Given task:
Extract the complete listing and output it unchanged.
Start of Input records
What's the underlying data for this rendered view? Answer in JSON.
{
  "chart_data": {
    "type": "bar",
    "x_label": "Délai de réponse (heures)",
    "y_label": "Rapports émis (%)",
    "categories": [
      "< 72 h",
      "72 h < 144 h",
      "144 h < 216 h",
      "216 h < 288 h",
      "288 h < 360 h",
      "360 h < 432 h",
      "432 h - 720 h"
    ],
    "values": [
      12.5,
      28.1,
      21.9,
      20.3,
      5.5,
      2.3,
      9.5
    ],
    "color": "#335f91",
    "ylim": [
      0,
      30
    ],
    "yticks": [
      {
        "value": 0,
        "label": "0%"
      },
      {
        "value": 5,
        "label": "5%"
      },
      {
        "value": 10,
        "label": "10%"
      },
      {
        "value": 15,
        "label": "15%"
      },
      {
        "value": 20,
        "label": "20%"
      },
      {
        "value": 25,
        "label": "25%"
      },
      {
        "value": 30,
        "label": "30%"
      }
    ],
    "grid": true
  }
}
End of Input records
Exercise solution:
What's the underlying data for this rendered view? Answer in JSON.
{
  "chart_data": {
    "type": "bar",
    "x_label": "Délai de réponse (heures)",
    "y_label": "Rapports émis (%)",
    "categories": [
      "< 72 h",
      "72 h < 144 h",
      "144 h < 216 h",
      "216 h < 288 h",
      "288 h < 360 h",
      "360 h < 432 h",
      "432 h - 720 h"
    ],
    "values": [
      12.5,
      28.1,
      21.9,
      20.3,
      5.5,
      2.3,
      9.5
    ],
    "color": "#335f91",
    "ylim": [
      0,
      30
    ],
    "yticks": [
      {
        "value": 0,
        "label": "0%"
      },
      {
        "value": 5,
        "label": "5%"
      },
      {
        "value": 10,
        "label": "10%"
      },
      {
        "value": 15,
        "label": "15%"
      },
      {
        "value": 20,
        "label": "20%"
      },
      {
        "value": 25,
        "label": "25%"
      },
      {
        "value": 30,
        "label": "30%"
      }
    ],
    "grid": true
  }
}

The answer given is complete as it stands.